(Set problem) Comb the records below for the string "text" and copy each line where it turns up.

───── Recorded information ─────

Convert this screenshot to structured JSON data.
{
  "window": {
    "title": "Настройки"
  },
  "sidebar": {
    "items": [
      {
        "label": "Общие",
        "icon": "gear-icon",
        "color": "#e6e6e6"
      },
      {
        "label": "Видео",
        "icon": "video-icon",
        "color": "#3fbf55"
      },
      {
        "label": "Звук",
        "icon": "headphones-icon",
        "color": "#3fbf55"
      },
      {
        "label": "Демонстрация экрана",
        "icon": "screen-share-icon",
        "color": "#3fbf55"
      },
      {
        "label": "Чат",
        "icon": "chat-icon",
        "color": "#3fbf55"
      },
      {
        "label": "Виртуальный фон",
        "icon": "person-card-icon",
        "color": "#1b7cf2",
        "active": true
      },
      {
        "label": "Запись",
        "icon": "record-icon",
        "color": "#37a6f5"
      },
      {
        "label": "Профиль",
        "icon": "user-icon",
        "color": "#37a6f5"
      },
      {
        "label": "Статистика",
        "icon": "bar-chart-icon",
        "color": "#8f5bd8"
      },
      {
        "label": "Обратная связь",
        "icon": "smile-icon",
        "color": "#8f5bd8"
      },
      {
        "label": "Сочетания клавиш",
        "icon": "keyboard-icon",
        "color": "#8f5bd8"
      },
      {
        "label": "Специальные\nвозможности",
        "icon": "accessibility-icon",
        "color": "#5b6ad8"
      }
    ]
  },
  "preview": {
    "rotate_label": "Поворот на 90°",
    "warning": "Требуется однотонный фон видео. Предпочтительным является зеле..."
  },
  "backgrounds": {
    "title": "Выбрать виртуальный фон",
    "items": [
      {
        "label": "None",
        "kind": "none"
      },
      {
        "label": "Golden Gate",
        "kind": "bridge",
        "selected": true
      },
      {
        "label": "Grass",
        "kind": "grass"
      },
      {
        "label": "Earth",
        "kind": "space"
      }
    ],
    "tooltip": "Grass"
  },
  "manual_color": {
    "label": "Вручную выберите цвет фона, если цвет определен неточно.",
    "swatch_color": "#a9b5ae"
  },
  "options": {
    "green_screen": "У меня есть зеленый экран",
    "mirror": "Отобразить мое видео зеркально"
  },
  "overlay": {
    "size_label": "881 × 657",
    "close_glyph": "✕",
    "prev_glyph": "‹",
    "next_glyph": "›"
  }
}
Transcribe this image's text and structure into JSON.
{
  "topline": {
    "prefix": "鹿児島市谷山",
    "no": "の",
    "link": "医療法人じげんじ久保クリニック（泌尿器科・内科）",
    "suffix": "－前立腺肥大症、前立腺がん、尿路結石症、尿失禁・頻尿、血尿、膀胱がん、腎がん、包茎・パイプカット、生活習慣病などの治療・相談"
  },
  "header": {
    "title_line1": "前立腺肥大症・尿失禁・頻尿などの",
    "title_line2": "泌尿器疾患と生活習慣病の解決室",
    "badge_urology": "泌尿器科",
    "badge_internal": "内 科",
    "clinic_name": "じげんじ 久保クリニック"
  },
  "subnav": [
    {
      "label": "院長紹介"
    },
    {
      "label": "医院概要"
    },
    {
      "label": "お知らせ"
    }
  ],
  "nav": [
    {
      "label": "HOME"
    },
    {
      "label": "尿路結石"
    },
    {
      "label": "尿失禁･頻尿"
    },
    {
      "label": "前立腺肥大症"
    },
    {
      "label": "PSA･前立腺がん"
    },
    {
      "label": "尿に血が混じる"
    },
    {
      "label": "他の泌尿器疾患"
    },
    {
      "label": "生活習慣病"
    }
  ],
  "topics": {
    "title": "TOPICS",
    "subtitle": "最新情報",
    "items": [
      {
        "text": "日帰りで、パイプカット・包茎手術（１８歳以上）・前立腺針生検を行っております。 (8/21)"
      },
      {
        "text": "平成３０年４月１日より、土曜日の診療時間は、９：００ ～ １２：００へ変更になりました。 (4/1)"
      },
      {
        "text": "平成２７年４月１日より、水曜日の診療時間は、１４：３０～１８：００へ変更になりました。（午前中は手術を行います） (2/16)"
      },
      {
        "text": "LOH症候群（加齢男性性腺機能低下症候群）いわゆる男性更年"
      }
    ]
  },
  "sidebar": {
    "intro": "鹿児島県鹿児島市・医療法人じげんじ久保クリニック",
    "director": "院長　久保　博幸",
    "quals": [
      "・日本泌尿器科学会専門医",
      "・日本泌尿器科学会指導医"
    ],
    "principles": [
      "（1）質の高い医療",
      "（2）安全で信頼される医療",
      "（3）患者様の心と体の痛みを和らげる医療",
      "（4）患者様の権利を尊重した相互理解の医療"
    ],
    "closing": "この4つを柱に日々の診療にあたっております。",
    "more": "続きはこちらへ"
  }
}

─────

(Complete response)
Transcribe this image's text and structure into JSON.
        "text": "日帰りで、パイプカット・包茎手術（１８歳以上）・前立腺針生検を行っております。 (8/21)"
        "text": "平成３０年４月１日より、土曜日の診療時間は、９：００ ～ １２：００へ変更になりました。 (4/1)"
        "text": "平成２７年４月１日より、水曜日の診療時間は、１４：３０～１８：００へ変更になりました。（午前中は手術を行います） (2/16)"
        "text": "LOH症候群（加齢男性性腺機能低下症候群）いわゆる男性更年"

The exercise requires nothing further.